===== DATA SHOWN

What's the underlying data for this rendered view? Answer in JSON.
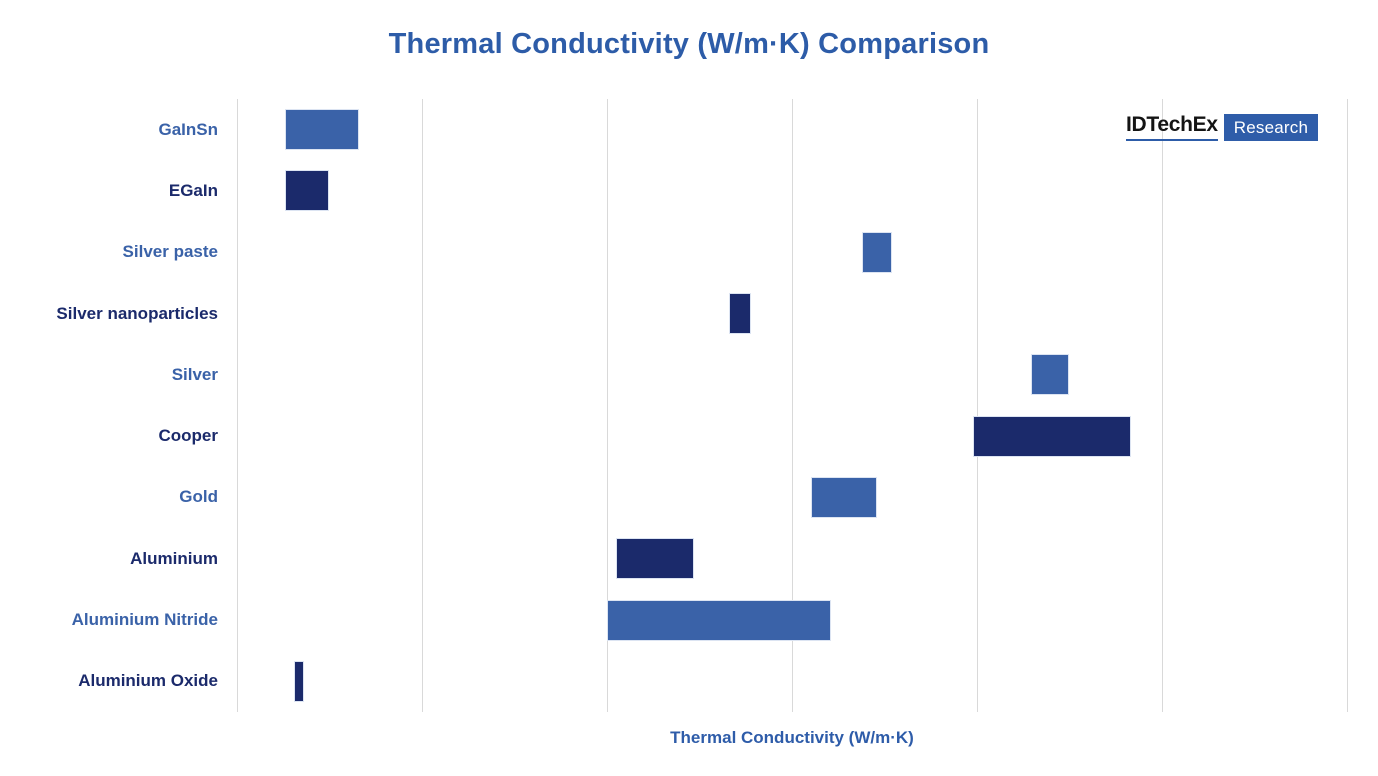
{
  "title": {
    "text": "Thermal Conductivity (W/m·K) Comparison",
    "color": "#2d5ca8"
  },
  "x_axis": {
    "label": "Thermal Conductivity (W/m·K)",
    "color": "#2e5ca9"
  },
  "logo": {
    "wordmark": "IDTechEx",
    "badge": "Research",
    "wordmark_color": "#141414",
    "underline_color": "#2d5ca8",
    "badge_bg": "#2f5da9",
    "badge_color": "#ffffff"
  },
  "colors": {
    "bar_light_blue": "#3a62a8",
    "bar_dark_navy": "#1b2a6b",
    "gridline": "#d9d9d9",
    "background": "#ffffff"
  },
  "chart_data": {
    "type": "bar",
    "subtype": "floating-range-horizontal",
    "title": "Thermal Conductivity (W/m·K) Comparison",
    "xlabel": "Thermal Conductivity (W/m·K)",
    "ylabel": "",
    "xlim": [
      0,
      600
    ],
    "gridline_step": 100,
    "grid": "vertical gridlines only, no x tick labels shown",
    "legend": "none",
    "categories": [
      "GaInSn",
      "EGaIn",
      "Silver paste",
      "Silver nanoparticles",
      "Silver",
      "Cooper",
      "Gold",
      "Aluminium",
      "Aluminium Nitride",
      "Aluminium Oxide"
    ],
    "series": [
      {
        "name": "Thermal conductivity range (W/m·K)",
        "ranges": [
          [
            26,
            66
          ],
          [
            26,
            50
          ],
          [
            338,
            354
          ],
          [
            266,
            278
          ],
          [
            429,
            450
          ],
          [
            398,
            483
          ],
          [
            310,
            346
          ],
          [
            205,
            247
          ],
          [
            200,
            321
          ],
          [
            31,
            36
          ]
        ]
      }
    ],
    "bar_color_keys": [
      "bar_light_blue",
      "bar_dark_navy",
      "bar_light_blue",
      "bar_dark_navy",
      "bar_light_blue",
      "bar_dark_navy",
      "bar_light_blue",
      "bar_dark_navy",
      "bar_light_blue",
      "bar_dark_navy"
    ]
  }
}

==========

**TASK REQUIREMENTS**
Among the lines of the material, find those that hold the word "Thermal" and copy them.

**ANSWER IN FULL**
    "text": "Thermal Conductivity (W/m·K) Comparison",
    "label": "Thermal Conductivity (W/m·K)",
    "title": "Thermal Conductivity (W/m·K) Comparison",
    "xlabel": "Thermal Conductivity (W/m·K)",
        "name": "Thermal conductivity range (W/m·K)",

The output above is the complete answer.